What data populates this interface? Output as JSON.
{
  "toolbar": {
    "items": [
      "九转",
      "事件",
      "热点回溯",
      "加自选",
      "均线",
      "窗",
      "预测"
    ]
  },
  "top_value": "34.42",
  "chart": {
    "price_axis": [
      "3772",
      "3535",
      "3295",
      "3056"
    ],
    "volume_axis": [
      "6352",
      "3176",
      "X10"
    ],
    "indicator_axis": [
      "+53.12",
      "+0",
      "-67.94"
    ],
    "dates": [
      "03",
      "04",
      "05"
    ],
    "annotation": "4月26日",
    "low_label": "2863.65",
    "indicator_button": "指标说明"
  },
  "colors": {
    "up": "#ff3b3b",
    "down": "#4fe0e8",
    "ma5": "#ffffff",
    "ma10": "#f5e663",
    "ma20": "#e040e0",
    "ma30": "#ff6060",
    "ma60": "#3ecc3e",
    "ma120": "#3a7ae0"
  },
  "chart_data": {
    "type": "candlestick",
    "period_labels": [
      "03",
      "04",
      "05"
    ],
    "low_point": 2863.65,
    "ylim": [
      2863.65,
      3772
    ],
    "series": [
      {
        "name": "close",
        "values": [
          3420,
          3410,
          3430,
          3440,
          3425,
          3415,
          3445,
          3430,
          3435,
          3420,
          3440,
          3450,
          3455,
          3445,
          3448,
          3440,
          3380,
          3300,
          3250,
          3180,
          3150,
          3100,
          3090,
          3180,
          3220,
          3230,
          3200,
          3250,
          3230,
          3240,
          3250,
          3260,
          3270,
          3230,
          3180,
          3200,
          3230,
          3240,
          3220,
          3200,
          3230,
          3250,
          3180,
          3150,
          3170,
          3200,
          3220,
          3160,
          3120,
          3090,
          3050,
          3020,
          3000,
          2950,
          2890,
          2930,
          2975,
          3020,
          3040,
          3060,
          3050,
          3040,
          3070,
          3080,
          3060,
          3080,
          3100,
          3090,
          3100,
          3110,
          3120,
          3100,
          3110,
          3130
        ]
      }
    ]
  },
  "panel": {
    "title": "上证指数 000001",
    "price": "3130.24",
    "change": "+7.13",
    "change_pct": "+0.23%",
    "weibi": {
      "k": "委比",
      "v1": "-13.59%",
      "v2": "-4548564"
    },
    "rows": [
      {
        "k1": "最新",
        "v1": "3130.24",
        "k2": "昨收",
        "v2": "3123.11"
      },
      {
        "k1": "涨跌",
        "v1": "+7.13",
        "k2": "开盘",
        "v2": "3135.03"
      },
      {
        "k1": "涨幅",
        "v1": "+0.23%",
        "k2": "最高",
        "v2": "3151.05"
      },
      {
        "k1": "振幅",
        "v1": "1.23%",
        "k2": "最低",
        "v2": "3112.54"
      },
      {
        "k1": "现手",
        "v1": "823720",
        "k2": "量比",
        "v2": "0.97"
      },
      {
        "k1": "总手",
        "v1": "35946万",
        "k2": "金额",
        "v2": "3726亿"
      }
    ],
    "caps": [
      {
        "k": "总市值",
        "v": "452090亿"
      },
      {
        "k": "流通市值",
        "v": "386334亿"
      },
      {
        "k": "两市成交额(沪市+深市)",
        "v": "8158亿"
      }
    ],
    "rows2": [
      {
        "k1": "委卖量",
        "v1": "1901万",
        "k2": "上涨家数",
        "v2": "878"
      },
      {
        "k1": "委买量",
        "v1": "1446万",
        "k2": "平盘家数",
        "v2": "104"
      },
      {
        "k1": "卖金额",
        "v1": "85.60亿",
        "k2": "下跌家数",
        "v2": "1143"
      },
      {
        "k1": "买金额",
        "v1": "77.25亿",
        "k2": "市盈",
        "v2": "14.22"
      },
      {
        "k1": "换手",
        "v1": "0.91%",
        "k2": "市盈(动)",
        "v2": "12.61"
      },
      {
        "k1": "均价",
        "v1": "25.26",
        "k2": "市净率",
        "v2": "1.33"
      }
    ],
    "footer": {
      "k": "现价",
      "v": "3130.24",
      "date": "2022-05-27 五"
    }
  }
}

---

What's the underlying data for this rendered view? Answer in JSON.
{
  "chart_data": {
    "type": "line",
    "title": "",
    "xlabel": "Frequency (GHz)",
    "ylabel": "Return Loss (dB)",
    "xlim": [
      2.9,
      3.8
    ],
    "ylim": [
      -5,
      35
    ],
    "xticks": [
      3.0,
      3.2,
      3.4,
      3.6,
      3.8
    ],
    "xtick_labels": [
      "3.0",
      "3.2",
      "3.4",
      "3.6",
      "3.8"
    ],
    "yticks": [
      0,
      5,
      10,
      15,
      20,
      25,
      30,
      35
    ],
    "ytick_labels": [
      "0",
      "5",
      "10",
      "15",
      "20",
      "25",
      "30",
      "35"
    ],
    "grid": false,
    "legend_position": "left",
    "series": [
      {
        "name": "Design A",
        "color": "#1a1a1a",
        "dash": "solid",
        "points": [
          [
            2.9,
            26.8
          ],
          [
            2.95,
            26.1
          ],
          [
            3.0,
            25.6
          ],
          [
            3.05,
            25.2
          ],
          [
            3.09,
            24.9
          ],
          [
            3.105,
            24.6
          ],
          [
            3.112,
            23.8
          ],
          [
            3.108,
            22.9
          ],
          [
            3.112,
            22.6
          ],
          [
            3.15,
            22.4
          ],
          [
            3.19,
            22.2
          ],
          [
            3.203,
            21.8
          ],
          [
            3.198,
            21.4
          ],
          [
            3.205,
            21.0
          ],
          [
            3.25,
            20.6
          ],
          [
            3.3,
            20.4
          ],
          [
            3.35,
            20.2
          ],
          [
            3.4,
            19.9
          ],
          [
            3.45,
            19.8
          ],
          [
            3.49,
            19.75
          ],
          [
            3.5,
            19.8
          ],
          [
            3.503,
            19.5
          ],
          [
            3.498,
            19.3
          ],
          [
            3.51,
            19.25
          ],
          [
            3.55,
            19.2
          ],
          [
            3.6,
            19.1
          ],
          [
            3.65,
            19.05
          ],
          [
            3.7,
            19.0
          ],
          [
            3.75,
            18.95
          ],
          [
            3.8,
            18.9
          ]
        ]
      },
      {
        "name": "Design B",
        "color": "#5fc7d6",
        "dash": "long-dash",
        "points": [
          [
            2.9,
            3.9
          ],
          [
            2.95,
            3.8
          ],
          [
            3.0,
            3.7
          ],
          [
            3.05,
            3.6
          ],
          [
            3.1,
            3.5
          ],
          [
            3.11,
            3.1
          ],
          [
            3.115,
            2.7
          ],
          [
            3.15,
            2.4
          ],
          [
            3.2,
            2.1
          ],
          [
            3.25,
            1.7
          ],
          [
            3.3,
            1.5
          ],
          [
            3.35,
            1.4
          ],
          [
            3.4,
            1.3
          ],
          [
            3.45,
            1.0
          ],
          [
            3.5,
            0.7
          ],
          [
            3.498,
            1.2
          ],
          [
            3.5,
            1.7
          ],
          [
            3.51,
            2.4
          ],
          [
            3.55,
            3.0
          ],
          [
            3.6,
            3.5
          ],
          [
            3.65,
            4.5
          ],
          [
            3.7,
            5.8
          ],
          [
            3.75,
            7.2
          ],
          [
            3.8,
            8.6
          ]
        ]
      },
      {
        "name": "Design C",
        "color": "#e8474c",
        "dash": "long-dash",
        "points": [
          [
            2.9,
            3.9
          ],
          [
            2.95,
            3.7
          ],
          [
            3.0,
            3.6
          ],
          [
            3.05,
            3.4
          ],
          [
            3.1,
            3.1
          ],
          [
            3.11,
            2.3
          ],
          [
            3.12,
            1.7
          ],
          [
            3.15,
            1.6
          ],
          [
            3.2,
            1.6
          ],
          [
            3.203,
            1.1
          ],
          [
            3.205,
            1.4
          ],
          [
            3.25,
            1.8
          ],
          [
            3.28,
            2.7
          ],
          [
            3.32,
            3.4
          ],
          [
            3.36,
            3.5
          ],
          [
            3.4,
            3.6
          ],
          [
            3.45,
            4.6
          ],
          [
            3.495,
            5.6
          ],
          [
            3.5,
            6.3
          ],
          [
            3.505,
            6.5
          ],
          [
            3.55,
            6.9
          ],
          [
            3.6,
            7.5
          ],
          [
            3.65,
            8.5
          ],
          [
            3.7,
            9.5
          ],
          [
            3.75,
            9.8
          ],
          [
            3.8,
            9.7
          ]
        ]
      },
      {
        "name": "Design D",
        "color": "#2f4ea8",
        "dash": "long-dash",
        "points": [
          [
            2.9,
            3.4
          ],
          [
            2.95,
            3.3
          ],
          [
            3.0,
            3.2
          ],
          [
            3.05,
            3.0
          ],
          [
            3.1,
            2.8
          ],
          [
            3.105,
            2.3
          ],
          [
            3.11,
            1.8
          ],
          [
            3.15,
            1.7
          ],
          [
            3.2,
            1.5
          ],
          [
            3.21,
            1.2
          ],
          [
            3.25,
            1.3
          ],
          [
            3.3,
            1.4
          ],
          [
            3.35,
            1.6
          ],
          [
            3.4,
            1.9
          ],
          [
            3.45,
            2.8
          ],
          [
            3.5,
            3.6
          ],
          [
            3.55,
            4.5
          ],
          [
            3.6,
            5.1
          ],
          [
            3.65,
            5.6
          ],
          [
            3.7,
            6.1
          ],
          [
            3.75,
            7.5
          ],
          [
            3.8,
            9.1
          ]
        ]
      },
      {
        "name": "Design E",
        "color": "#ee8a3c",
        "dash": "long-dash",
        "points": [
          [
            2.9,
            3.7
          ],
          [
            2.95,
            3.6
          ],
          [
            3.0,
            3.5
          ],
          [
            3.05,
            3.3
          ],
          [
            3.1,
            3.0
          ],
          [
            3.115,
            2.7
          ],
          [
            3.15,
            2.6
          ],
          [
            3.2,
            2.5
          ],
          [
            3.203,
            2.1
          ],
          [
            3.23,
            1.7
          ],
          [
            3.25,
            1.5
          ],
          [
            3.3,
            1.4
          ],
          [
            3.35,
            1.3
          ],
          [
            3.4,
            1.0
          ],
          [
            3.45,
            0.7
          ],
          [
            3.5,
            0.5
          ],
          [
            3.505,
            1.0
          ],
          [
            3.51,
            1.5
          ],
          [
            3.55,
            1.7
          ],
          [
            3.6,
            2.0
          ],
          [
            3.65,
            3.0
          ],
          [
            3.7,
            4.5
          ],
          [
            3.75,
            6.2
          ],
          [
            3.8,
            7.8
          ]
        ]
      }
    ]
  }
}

**Given instruction:** Copy all lines from the data that hold the word "Design".

**Answer to this problem:**
        "name": "Design A",
        "name": "Design B",
        "name": "Design C",
        "name": "Design D",
        "name": "Design E",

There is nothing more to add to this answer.